**BRIEF**
In the records below, find the line containing "Convert this screenshot". Output it and every line after it to the end, unchanged, with no pictures.

--- Begin PROVIDED RECORDS ---

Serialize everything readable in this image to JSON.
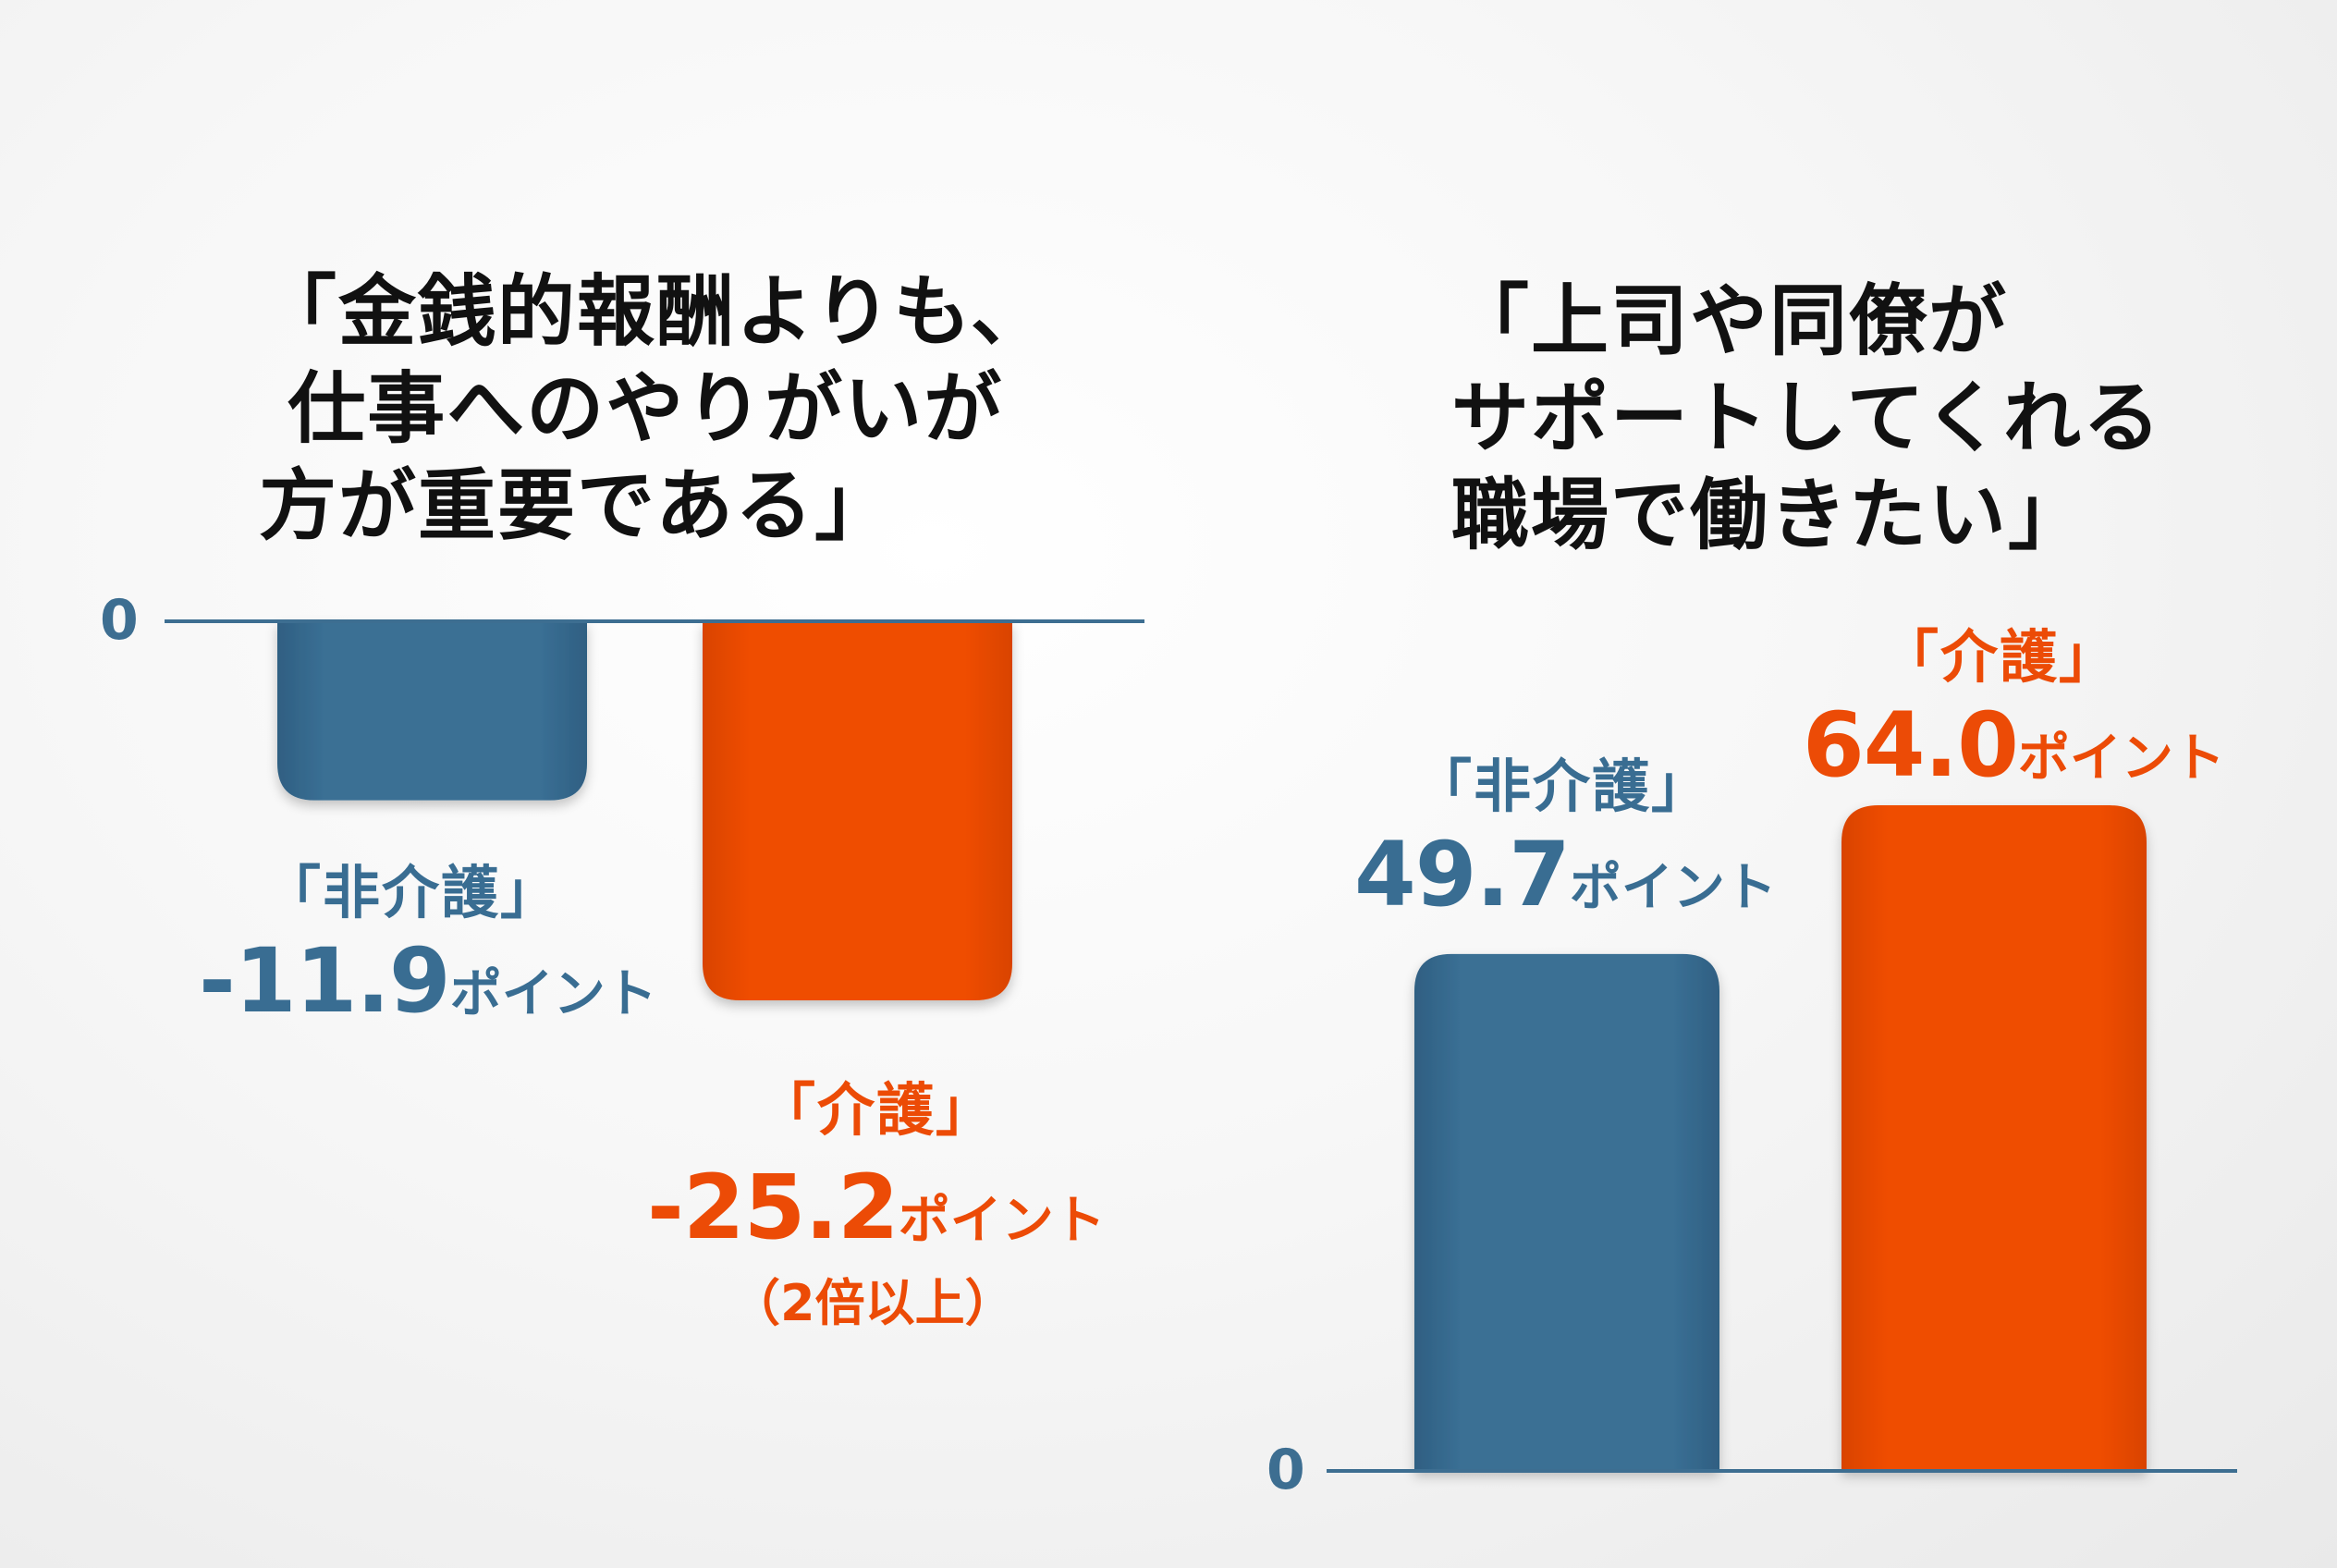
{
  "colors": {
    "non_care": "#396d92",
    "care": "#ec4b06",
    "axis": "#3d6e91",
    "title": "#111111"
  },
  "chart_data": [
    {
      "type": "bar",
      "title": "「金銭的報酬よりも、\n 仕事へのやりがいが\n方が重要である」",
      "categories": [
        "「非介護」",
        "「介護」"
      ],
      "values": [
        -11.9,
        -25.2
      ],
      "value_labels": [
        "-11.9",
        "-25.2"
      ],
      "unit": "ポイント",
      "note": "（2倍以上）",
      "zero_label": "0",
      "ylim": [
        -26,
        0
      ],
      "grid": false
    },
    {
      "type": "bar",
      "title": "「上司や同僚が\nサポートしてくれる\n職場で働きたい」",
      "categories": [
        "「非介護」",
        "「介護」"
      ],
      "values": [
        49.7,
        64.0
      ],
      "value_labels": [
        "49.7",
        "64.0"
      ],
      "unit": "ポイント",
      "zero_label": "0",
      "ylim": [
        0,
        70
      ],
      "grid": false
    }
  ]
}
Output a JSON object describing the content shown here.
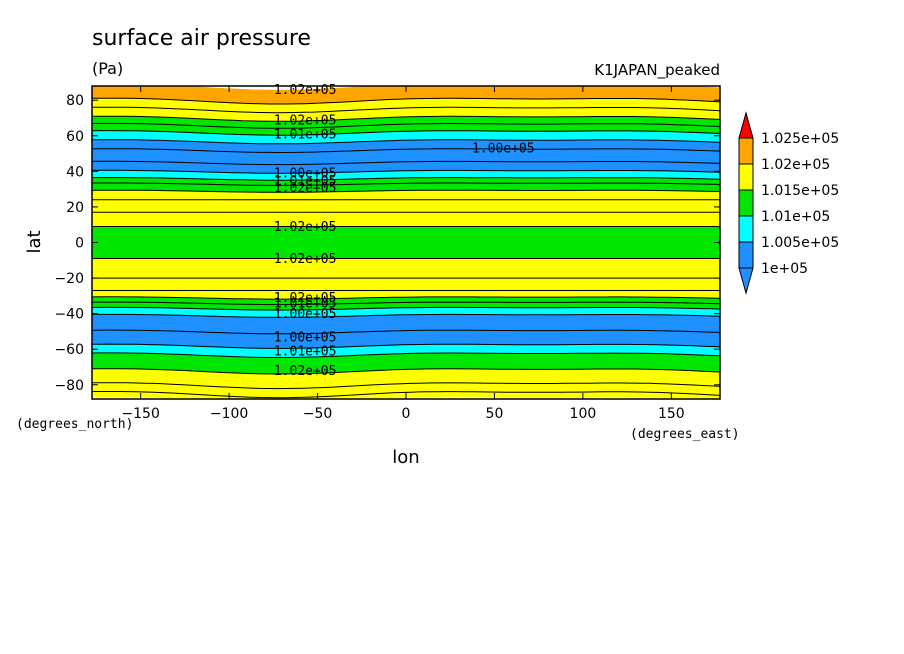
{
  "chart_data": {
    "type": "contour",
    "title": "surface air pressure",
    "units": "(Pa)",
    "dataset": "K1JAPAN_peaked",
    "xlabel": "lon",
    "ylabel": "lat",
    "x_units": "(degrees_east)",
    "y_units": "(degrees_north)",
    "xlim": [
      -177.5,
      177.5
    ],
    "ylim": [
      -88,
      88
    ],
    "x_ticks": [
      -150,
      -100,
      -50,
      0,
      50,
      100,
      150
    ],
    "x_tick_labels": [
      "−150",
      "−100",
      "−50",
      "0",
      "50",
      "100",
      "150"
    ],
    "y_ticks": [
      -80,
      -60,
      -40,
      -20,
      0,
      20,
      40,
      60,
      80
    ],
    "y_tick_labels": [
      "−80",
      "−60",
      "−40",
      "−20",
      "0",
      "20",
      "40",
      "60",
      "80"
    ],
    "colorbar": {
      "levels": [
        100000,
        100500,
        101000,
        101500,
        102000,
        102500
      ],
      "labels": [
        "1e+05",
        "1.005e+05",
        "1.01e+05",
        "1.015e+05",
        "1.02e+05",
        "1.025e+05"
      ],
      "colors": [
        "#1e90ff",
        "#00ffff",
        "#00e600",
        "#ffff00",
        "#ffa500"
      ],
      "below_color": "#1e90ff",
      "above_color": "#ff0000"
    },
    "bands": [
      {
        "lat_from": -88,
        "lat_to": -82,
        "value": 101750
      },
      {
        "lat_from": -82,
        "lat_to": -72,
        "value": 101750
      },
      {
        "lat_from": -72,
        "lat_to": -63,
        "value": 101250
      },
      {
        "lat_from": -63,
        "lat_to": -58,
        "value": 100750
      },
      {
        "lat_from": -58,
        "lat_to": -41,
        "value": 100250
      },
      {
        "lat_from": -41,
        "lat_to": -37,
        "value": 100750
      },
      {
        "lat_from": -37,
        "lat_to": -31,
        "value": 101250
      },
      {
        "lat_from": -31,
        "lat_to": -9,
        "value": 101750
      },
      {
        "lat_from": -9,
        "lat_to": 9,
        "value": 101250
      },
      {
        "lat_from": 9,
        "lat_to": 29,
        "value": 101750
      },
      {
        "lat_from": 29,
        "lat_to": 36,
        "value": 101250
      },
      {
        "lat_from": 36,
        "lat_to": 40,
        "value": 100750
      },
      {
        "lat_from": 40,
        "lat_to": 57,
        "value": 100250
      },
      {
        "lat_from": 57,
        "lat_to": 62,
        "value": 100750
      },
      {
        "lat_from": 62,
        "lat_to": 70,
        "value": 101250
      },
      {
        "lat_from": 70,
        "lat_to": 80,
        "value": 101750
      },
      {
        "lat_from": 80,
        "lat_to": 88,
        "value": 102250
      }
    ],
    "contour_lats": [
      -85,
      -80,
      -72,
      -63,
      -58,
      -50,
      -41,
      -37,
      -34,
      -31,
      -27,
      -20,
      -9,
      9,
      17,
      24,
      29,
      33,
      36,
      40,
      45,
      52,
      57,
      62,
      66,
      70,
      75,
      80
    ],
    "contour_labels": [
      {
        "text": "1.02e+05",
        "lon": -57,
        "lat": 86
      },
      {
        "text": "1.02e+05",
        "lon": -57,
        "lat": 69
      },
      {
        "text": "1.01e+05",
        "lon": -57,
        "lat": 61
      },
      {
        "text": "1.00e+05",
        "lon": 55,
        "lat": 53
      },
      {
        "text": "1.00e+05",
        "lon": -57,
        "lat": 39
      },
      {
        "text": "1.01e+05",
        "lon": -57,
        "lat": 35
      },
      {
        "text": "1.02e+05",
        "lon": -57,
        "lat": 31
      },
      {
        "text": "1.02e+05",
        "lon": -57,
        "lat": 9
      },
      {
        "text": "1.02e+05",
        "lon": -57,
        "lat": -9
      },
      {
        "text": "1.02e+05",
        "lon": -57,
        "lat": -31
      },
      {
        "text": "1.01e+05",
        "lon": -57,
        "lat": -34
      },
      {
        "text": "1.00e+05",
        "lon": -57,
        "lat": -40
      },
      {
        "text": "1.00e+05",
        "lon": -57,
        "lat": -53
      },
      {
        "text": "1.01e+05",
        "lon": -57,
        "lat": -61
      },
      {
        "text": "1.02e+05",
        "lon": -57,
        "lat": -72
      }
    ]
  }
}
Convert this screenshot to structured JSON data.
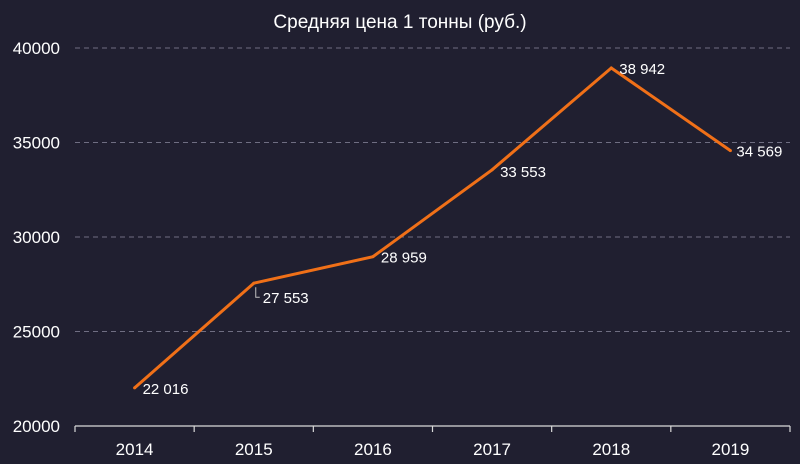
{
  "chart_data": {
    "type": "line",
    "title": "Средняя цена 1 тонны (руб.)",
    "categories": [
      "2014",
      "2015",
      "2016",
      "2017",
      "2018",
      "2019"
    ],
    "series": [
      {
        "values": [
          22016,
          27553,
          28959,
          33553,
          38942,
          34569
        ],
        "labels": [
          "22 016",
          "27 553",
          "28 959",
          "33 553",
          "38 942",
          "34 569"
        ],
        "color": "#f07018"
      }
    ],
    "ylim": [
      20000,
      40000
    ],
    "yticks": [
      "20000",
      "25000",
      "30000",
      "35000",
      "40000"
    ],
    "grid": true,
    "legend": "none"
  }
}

--- End PROVIDED RECORDS ---

**REPLY**
Convert this screenshot to structured JSON data.
{
  "chart_data": {
    "type": "line",
    "title": "Средняя цена 1 тонны (руб.)",
    "categories": [
      "2014",
      "2015",
      "2016",
      "2017",
      "2018",
      "2019"
    ],
    "series": [
      {
        "values": [
          22016,
          27553,
          28959,
          33553,
          38942,
          34569
        ],
        "labels": [
          "22 016",
          "27 553",
          "28 959",
          "33 553",
          "38 942",
          "34 569"
        ],
        "color": "#f07018"
      }
    ],
    "ylim": [
      20000,
      40000
    ],
    "yticks": [
      "20000",
      "25000",
      "30000",
      "35000",
      "40000"
    ],
    "grid": true,
    "legend": "none"
  }
}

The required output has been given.